— Aim —
Gather the lines that hold the string "Betriebsanleitung".

Stored records:
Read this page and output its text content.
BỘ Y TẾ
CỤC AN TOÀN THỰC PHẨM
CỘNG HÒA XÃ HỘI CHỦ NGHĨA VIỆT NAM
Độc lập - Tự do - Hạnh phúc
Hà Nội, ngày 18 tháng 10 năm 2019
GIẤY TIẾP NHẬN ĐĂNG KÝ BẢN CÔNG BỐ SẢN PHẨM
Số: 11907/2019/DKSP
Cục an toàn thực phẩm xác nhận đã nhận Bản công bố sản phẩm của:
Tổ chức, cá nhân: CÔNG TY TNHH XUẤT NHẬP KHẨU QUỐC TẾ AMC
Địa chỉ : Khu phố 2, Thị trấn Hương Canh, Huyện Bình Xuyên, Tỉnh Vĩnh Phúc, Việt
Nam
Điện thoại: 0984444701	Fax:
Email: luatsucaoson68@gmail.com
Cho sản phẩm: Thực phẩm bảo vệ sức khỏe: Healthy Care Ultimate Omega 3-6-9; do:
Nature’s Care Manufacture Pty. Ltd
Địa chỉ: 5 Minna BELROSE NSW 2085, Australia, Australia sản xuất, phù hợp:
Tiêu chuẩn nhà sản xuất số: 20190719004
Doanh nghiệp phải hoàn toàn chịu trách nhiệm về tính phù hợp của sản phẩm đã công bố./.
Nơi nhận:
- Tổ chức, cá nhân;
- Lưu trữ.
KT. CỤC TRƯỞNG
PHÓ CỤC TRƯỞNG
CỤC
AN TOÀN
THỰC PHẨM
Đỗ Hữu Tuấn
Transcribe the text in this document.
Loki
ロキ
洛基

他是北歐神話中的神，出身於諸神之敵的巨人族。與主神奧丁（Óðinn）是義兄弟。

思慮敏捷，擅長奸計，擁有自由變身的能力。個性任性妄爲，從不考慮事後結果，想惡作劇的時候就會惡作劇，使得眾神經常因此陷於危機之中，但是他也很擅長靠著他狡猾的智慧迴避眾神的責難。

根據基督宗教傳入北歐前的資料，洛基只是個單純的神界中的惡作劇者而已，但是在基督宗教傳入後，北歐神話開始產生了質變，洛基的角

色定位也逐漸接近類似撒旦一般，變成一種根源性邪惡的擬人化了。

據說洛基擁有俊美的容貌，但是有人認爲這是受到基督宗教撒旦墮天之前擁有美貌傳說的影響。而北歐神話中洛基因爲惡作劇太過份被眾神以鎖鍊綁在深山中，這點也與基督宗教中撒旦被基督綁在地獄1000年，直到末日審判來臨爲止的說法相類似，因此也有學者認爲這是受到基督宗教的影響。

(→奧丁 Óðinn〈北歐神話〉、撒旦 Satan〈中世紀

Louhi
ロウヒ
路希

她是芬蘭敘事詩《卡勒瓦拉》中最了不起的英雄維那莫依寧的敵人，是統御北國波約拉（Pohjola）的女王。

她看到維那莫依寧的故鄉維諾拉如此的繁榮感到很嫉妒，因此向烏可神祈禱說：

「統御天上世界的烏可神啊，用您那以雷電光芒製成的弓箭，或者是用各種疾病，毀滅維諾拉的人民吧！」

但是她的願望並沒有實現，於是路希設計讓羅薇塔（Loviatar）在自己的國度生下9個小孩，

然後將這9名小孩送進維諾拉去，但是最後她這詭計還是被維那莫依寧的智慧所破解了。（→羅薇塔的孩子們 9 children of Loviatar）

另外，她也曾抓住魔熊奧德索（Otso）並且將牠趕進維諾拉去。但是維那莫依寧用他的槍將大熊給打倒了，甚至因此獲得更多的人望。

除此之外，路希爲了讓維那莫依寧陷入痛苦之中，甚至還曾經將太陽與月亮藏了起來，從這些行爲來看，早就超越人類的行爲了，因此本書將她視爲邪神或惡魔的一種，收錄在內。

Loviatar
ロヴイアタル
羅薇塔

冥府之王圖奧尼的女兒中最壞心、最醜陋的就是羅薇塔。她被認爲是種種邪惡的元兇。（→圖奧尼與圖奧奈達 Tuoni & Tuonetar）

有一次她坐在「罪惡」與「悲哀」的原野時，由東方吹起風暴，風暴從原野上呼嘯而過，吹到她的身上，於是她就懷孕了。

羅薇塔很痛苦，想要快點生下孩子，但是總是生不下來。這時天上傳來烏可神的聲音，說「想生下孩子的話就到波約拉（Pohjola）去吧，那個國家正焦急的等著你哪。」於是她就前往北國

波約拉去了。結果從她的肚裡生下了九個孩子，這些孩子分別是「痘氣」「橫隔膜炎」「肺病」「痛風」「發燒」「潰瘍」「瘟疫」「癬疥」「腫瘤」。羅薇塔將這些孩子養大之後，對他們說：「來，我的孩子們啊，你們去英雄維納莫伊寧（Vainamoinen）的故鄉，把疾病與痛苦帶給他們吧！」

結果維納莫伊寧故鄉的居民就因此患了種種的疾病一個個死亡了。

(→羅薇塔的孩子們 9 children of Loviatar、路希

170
--
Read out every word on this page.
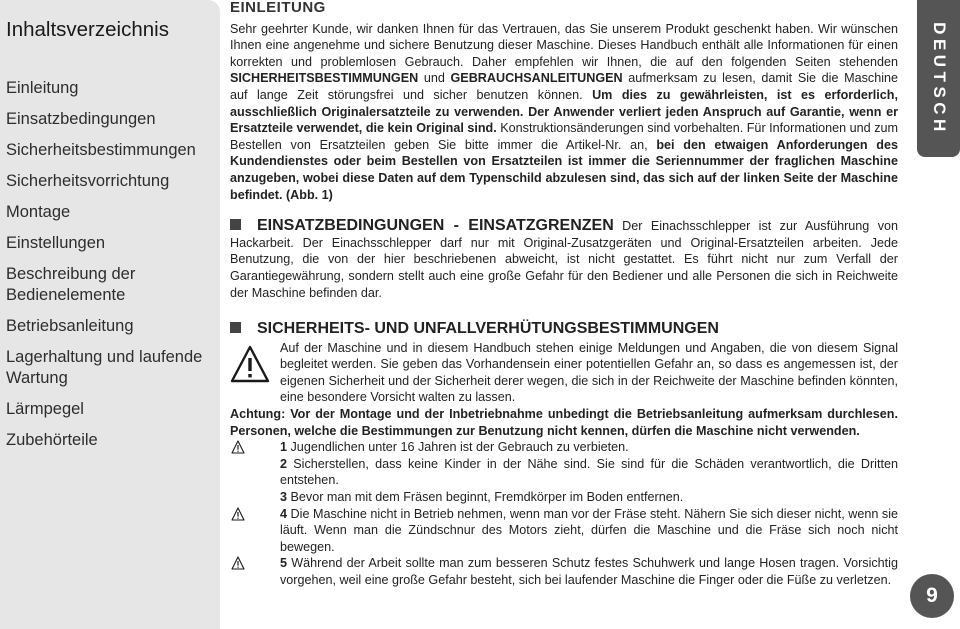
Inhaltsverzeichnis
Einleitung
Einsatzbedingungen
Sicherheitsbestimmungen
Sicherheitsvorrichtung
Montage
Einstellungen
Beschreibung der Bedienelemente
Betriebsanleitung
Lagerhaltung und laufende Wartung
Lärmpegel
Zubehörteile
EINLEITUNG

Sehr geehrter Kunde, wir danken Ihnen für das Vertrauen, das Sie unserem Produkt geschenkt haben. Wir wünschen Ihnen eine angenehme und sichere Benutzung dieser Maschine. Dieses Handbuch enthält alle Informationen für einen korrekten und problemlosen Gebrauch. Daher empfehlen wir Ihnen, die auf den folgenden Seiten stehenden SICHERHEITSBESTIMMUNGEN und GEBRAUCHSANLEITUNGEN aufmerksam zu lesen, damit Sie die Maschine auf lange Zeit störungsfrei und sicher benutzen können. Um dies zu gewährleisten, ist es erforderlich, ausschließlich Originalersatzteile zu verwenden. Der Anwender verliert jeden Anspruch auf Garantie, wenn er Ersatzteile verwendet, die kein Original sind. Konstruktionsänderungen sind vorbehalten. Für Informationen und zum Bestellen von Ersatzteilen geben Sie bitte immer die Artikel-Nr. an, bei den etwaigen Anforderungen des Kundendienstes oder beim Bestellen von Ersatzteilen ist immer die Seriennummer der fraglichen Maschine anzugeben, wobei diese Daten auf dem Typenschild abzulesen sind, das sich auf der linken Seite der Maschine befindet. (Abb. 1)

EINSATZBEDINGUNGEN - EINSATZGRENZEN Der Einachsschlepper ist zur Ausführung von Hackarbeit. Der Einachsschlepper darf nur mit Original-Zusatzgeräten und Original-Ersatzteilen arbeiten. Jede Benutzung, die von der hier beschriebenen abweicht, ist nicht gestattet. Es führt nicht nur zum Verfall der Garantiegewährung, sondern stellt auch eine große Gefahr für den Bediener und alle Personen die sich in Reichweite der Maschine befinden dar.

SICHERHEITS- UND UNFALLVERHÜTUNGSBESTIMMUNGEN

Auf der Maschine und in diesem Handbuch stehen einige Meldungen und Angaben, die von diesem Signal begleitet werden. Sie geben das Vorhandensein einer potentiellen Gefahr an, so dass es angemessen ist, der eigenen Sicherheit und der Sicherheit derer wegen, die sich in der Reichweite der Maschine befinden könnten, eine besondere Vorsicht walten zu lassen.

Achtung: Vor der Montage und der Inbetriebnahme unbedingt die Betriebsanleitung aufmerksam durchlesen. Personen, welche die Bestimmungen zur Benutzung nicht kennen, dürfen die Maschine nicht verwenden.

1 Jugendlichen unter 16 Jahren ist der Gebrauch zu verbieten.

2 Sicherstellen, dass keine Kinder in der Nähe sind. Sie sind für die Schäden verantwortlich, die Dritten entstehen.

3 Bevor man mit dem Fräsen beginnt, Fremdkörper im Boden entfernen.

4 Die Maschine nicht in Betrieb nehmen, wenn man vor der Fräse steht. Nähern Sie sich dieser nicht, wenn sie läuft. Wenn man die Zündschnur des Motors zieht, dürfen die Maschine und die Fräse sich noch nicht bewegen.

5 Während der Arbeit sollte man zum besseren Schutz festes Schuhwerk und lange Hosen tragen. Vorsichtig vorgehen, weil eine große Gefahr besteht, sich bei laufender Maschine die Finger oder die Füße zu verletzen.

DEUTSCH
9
* * *
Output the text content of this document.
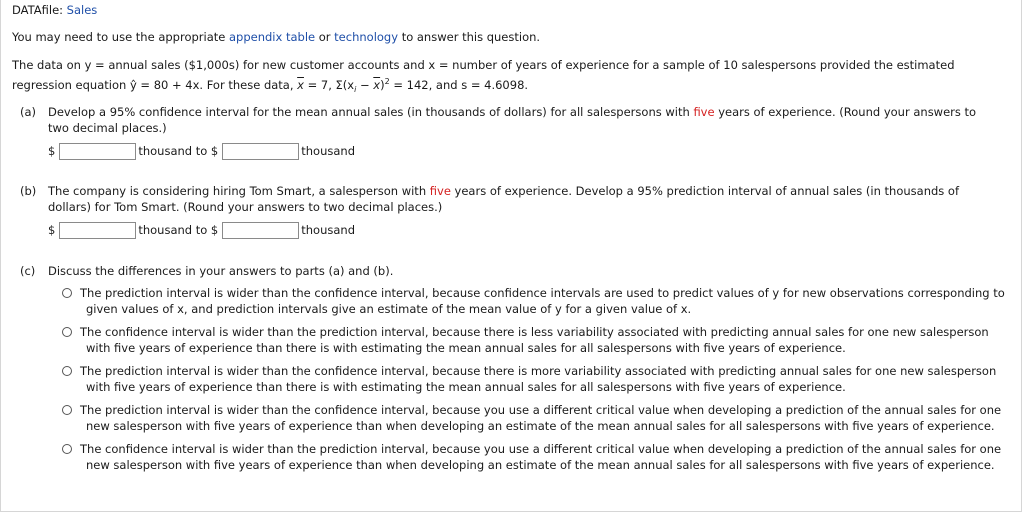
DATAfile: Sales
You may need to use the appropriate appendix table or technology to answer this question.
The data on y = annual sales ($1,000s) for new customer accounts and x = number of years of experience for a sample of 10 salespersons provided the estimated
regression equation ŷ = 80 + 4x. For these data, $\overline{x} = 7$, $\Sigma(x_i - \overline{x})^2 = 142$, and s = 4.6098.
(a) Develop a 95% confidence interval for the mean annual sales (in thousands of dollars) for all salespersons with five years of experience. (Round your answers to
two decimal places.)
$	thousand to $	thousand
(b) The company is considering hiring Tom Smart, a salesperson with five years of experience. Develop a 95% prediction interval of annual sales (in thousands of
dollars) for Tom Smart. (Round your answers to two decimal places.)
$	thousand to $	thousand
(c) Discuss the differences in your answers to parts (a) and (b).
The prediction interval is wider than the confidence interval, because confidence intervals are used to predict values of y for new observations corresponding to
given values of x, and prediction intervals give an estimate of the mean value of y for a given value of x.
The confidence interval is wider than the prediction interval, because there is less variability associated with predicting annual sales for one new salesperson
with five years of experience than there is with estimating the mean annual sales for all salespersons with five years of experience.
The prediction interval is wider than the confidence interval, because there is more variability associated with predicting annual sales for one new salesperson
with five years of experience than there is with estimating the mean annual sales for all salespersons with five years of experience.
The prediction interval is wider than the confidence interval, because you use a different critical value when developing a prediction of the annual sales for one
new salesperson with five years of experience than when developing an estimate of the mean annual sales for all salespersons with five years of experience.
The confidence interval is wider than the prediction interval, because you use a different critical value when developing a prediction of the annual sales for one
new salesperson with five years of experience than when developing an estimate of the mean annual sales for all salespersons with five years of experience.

— Solution to this problem —
Betriebsanleitung
Achtung: Vor der Montage und der Inbetriebnahme unbedingt die Betriebsanleitung aufmerksam durchlesen. Personen, welche die Bestimmungen zur Benutzung nicht kennen, dürfen die Maschine nicht verwenden.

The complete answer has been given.